__Your instructions__:
Output the records exactly as they appear, with no pictures included.

__________

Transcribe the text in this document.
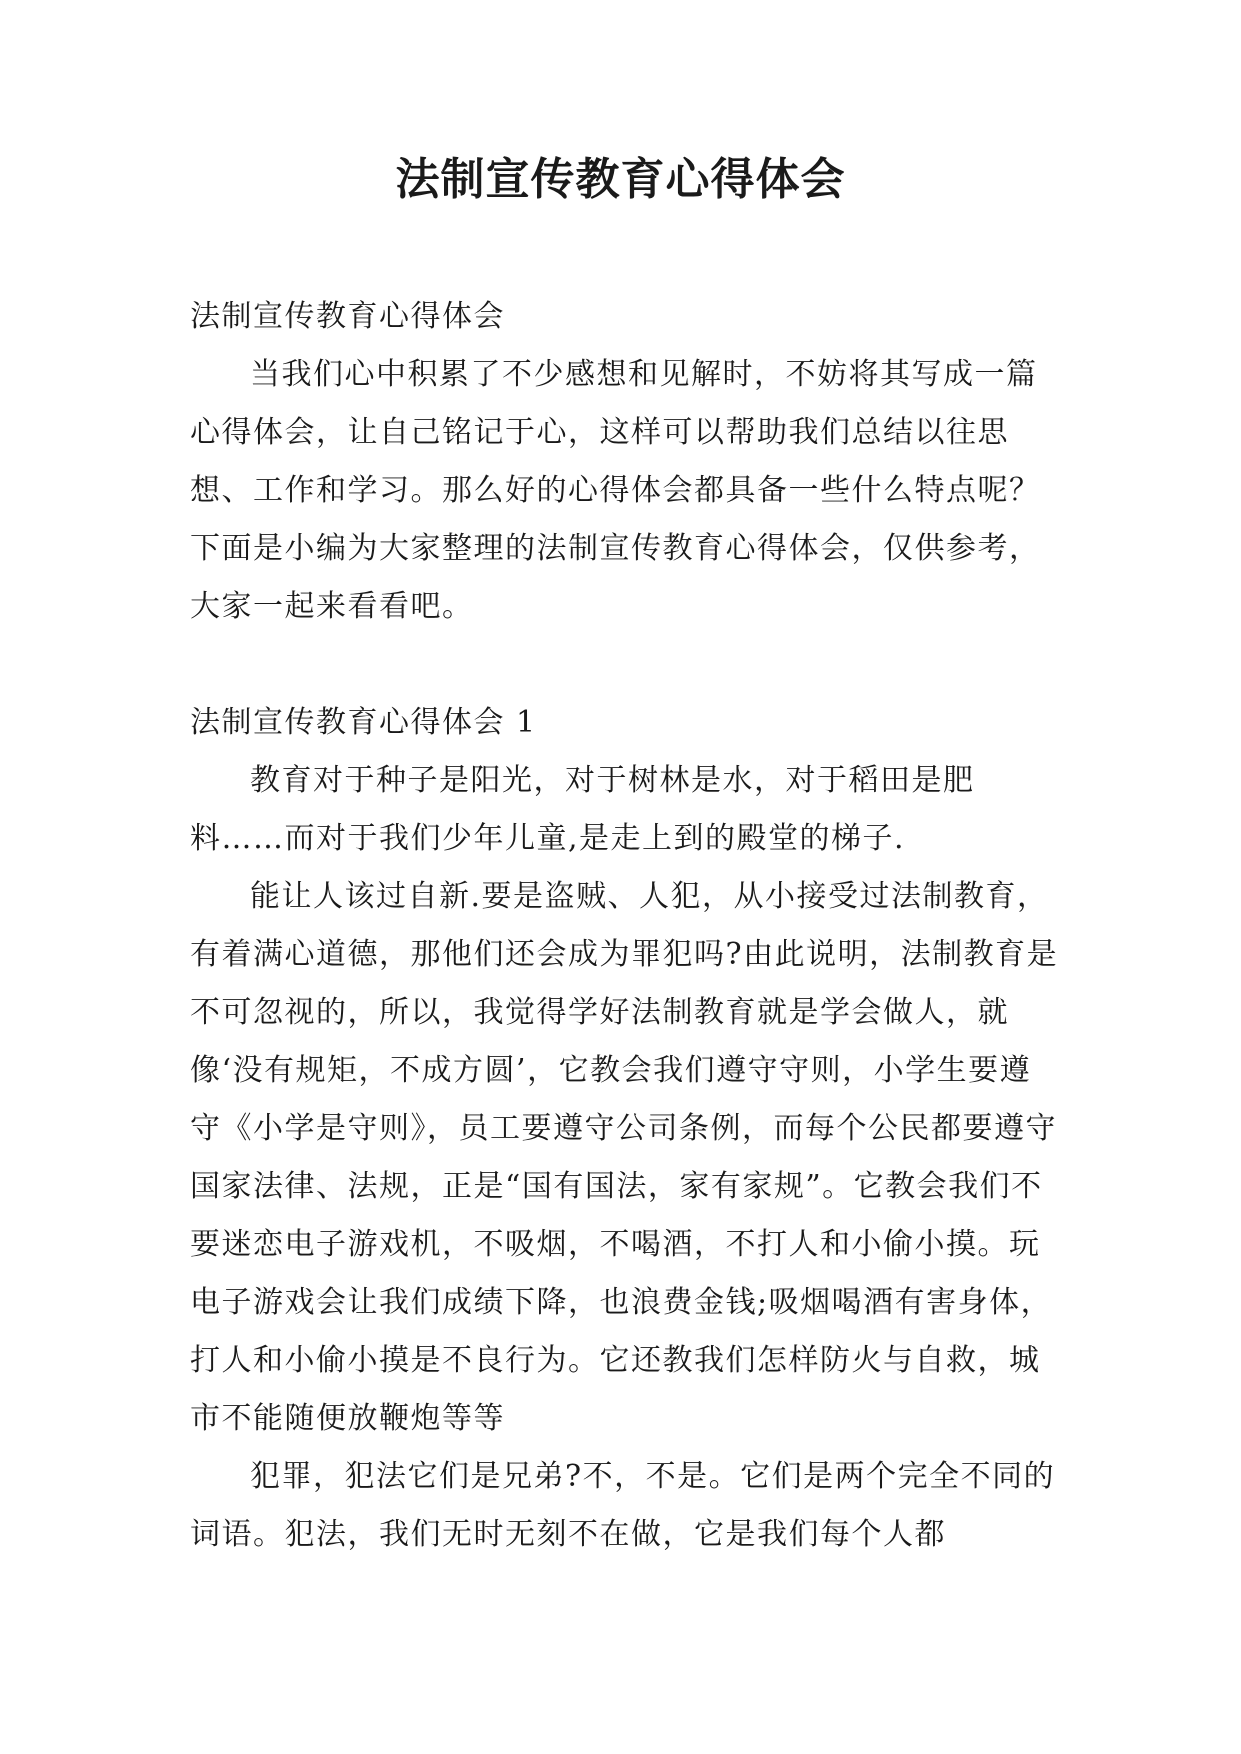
法制宣传教育心得体会

法制宣传教育心得体会

当我们心中积累了不少感想和见解时，不妨将其写成一篇心得体会，让自己铭记于心，这样可以帮助我们总结以往思想、工作和学习。那么好的心得体会都具备一些什么特点呢？下面是小编为大家整理的法制宣传教育心得体会，仅供参考，大家一起来看看吧。

法制宣传教育心得体会 1

教育对于种子是阳光，对于树林是水，对于稻田是肥料……而对于我们少年儿童,是走上到的殿堂的梯子.

能让人该过自新.要是盗贼、人犯，从小接受过法制教育，有着满心道德，那他们还会成为罪犯吗?由此说明，法制教育是不可忽视的，所以，我觉得学好法制教育就是学会做人，就像‘没有规矩，不成方圆’，它教会我们遵守守则，小学生要遵守《小学是守则》，员工要遵守公司条例，而每个公民都要遵守国家法律、法规，正是“国有国法，家有家规”。它教会我们不要迷恋电子游戏机，不吸烟，不喝酒，不打人和小偷小摸。玩电子游戏会让我们成绩下降，也浪费金钱;吸烟喝酒有害身体，打人和小偷小摸是不良行为。它还教我们怎样防火与自救，城市不能随便放鞭炮等等

犯罪，犯法它们是兄弟?不，不是。它们是两个完全不同的词语。犯法，我们无时无刻不在做，它是我们每个人都
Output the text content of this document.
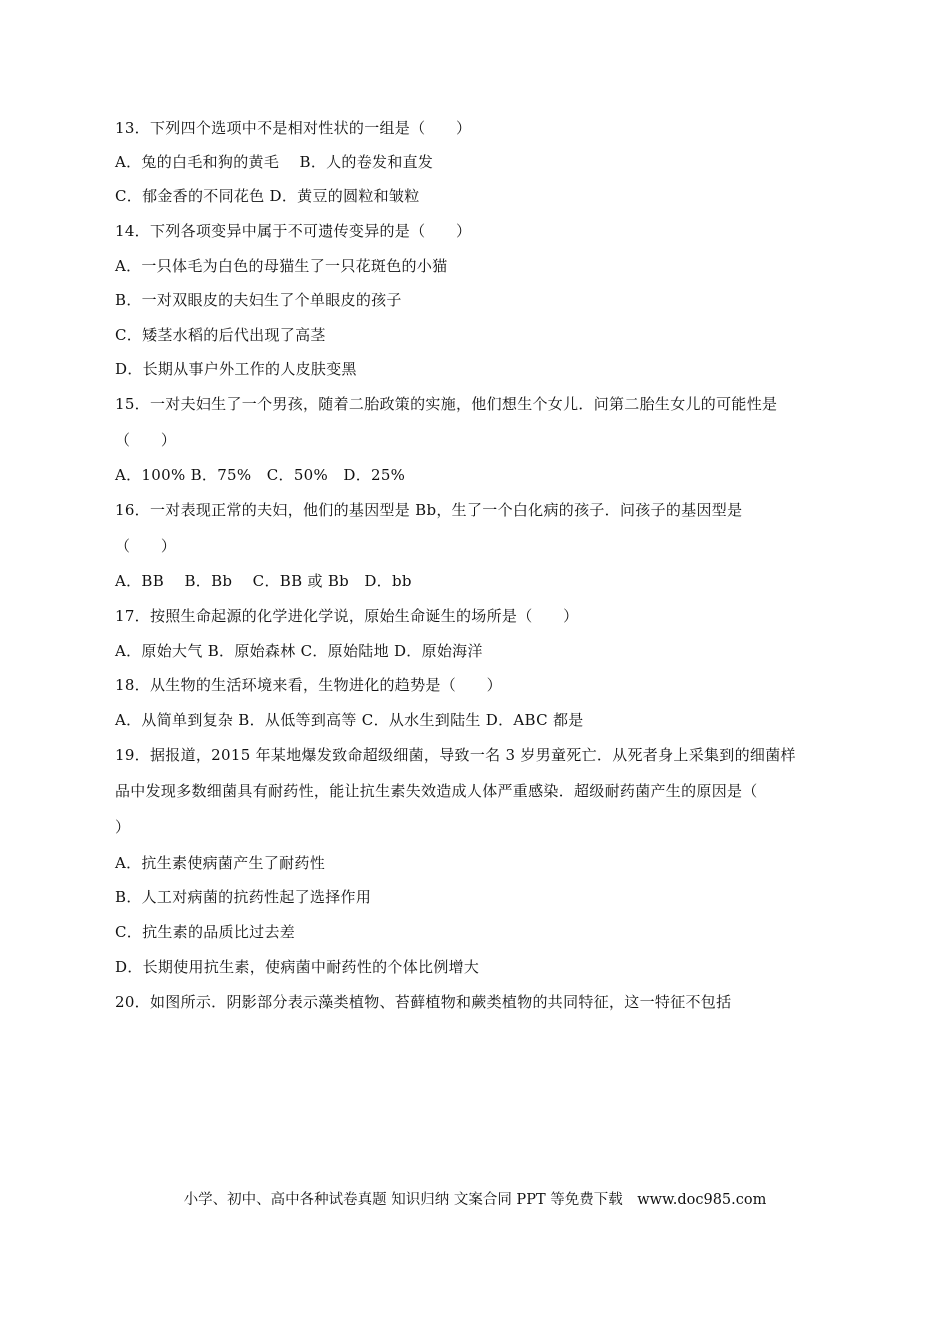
13．下列四个选项中不是相对性状的一组是（　　）
A．兔的白毛和狗的黄毛　 B．人的卷发和直发
C．郁金香的不同花色 D．黄豆的圆粒和皱粒
14．下列各项变异中属于不可遗传变异的是（　　）
A．一只体毛为白色的母猫生了一只花斑色的小猫
B．一对双眼皮的夫妇生了个单眼皮的孩子
C．矮茎水稻的后代出现了高茎
D．长期从事户外工作的人皮肤变黑
15．一对夫妇生了一个男孩，随着二胎政策的实施，他们想生个女儿．问第二胎生女儿的可能性是
（　　）
A．100% B．75%　C．50%　D．25%
16．一对表现正常的夫妇，他们的基因型是 Bb，生了一个白化病的孩子．问孩子的基因型是
（　　）
A．BB　 B．Bb　 C．BB 或 Bb　D．bb
17．按照生命起源的化学进化学说，原始生命诞生的场所是（　　）
A．原始大气 B．原始森林 C．原始陆地 D．原始海洋
18．从生物的生活环境来看，生物进化的趋势是（　　）
A．从简单到复杂 B．从低等到高等 C．从水生到陆生 D．ABC 都是
19．据报道，2015 年某地爆发致命超级细菌，导致一名 3 岁男童死亡．从死者身上采集到的细菌样
品中发现多数细菌具有耐药性，能让抗生素失效造成人体严重感染．超级耐药菌产生的原因是（
）
A．抗生素使病菌产生了耐药性
B．人工对病菌的抗药性起了选择作用
C．抗生素的品质比过去差
D．长期使用抗生素，使病菌中耐药性的个体比例增大
20．如图所示．阴影部分表示藻类植物、苔藓植物和蕨类植物的共同特征，这一特征不包括
小学、初中、高中各种试卷真题 知识归纳 文案合同 PPT 等免费下载　www.doc985.com
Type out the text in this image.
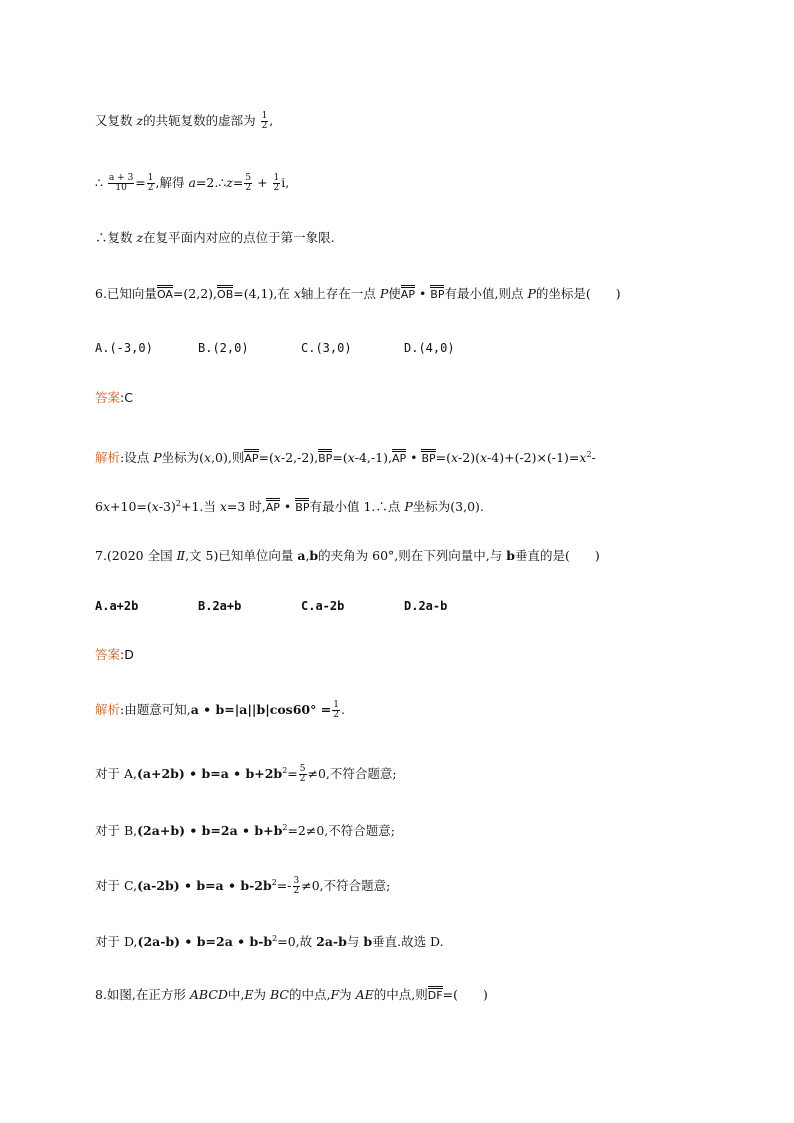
又复数 z的共轭复数的虚部为 $\frac{1}{2}$ ,
∴ $\frac{a + 3}{10} = \frac{1}{2}$ ,解得 a=2.∴z= $\frac{5}{2} + \frac{1}{2} i$,
∴复数 z在复平面内对应的点位于第一象限.
6.已知向量OA=(2,2),OB=(4,1),在 x轴上存在一点 P使AP • BP有最小值,则点 P的坐标是(　　)
A.(-3,0)	B.(2,0)	C.(3,0)	D.(4,0)
答案:C
解析:设点 P坐标为(x,0),则AP=(x-2,-2),BP=(x-4,-1),AP • $BP=(x-2)(x-4)+(-2)\times(-1)=x^2-$
$6x+10=(x-3)^2+1$.当 x=3 时,AP • BP有最小值 1.∴点 P坐标为(3,0).
7.(2020 全国 Ⅱ,文 5)已知单位向量 a,b的夹角为 60°,则在下列向量中,与 b垂直的是(　　)
A.a+2b	B.2a+b	C.a-2b	D.2a-b
答案:D
解析:由题意可知,a • $b=|a||b|\cos 60^\circ = \frac{1}{2}$ .
对于 A,(a+2b) • b=a • $b+2b^2= \frac{5}{2} \ne 0$,不符合题意;
对于 B,(2a+b) • b=2a • $b+b^2=2\ne 0$,不符合题意;
对于 C,(a-2b) • b=a • $b-2b^2=- \frac{3}{2} \ne 0$,不符合题意;
对于 D,(2a-b) • b=2a • $b-b^2=0$,故 2a-b与 b垂直.故选 D.
8.如图,在正方形 ABCD中,E为 BC的中点,F为 AE的中点,则DF=(　　)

__________

__Output for this exercise__:
Transcribe the text in this document.
法制宣传教育心得体会

法制宣传教育心得体会

当我们心中积累了不少感想和见解时，不妨将其写成一篇心得体会，让自己铭记于心，这样可以帮助我们总结以往思想、工作和学习。那么好的心得体会都具备一些什么特点呢？下面是小编为大家整理的法制宣传教育心得体会，仅供参考，大家一起来看看吧。

法制宣传教育心得体会 1

教育对于种子是阳光，对于树林是水，对于稻田是肥料……而对于我们少年儿童,是走上到的殿堂的梯子.

能让人该过自新.要是盗贼、人犯，从小接受过法制教育，有着满心道德，那他们还会成为罪犯吗?由此说明，法制教育是不可忽视的，所以，我觉得学好法制教育就是学会做人，就像‘没有规矩，不成方圆’，它教会我们遵守守则，小学生要遵守《小学是守则》，员工要遵守公司条例，而每个公民都要遵守国家法律、法规，正是“国有国法，家有家规”。它教会我们不要迷恋电子游戏机，不吸烟，不喝酒，不打人和小偷小摸。玩电子游戏会让我们成绩下降，也浪费金钱;吸烟喝酒有害身体，打人和小偷小摸是不良行为。它还教我们怎样防火与自救，城市不能随便放鞭炮等等

犯罪，犯法它们是兄弟?不，不是。它们是两个完全不同的词语。犯法，我们无时无刻不在做，它是我们每个人都
Output the text content of this document.
13．下列四个选项中不是相对性状的一组是（　　）
A．兔的白毛和狗的黄毛　 B．人的卷发和直发
C．郁金香的不同花色 D．黄豆的圆粒和皱粒
14．下列各项变异中属于不可遗传变异的是（　　）
A．一只体毛为白色的母猫生了一只花斑色的小猫
B．一对双眼皮的夫妇生了个单眼皮的孩子
C．矮茎水稻的后代出现了高茎
D．长期从事户外工作的人皮肤变黑
15．一对夫妇生了一个男孩，随着二胎政策的实施，他们想生个女儿．问第二胎生女儿的可能性是
（　　）
A．100% B．75%　C．50%　D．25%
16．一对表现正常的夫妇，他们的基因型是 Bb，生了一个白化病的孩子．问孩子的基因型是
（　　）
A．BB　 B．Bb　 C．BB 或 Bb　D．bb
17．按照生命起源的化学进化学说，原始生命诞生的场所是（　　）
A．原始大气 B．原始森林 C．原始陆地 D．原始海洋
18．从生物的生活环境来看，生物进化的趋势是（　　）
A．从简单到复杂 B．从低等到高等 C．从水生到陆生 D．ABC 都是
19．据报道，2015 年某地爆发致命超级细菌，导致一名 3 岁男童死亡．从死者身上采集到的细菌样
品中发现多数细菌具有耐药性，能让抗生素失效造成人体严重感染．超级耐药菌产生的原因是（
）
A．抗生素使病菌产生了耐药性
B．人工对病菌的抗药性起了选择作用
C．抗生素的品质比过去差
D．长期使用抗生素，使病菌中耐药性的个体比例增大
20．如图所示．阴影部分表示藻类植物、苔藓植物和蕨类植物的共同特征，这一特征不包括
小学、初中、高中各种试卷真题 知识归纳 文案合同 PPT 等免费下载　www.doc985.com
Type out the text in this image.
又复数 z的共轭复数的虚部为 $\frac{1}{2}$ ,
∴ $\frac{a + 3}{10} = \frac{1}{2}$ ,解得 a=2.∴z= $\frac{5}{2} + \frac{1}{2} i$,
∴复数 z在复平面内对应的点位于第一象限.
6.已知向量OA=(2,2),OB=(4,1),在 x轴上存在一点 P使AP • BP有最小值,则点 P的坐标是(　　)
A.(-3,0)	B.(2,0)	C.(3,0)	D.(4,0)
答案:C
解析:设点 P坐标为(x,0),则AP=(x-2,-2),BP=(x-4,-1),AP • $BP=(x-2)(x-4)+(-2)\times(-1)=x^2-$
$6x+10=(x-3)^2+1$.当 x=3 时,AP • BP有最小值 1.∴点 P坐标为(3,0).
7.(2020 全国 Ⅱ,文 5)已知单位向量 a,b的夹角为 60°,则在下列向量中,与 b垂直的是(　　)
A.a+2b	B.2a+b	C.a-2b	D.2a-b
答案:D
解析:由题意可知,a • $b=|a||b|\cos 60^\circ = \frac{1}{2}$ .
对于 A,(a+2b) • b=a • $b+2b^2= \frac{5}{2} \ne 0$,不符合题意;
对于 B,(2a+b) • b=2a • $b+b^2=2\ne 0$,不符合题意;
对于 C,(a-2b) • b=a • $b-2b^2=- \frac{3}{2} \ne 0$,不符合题意;
对于 D,(2a-b) • b=2a • $b-b^2=0$,故 2a-b与 b垂直.故选 D.
8.如图,在正方形 ABCD中,E为 BC的中点,F为 AE的中点,则DF=(　　)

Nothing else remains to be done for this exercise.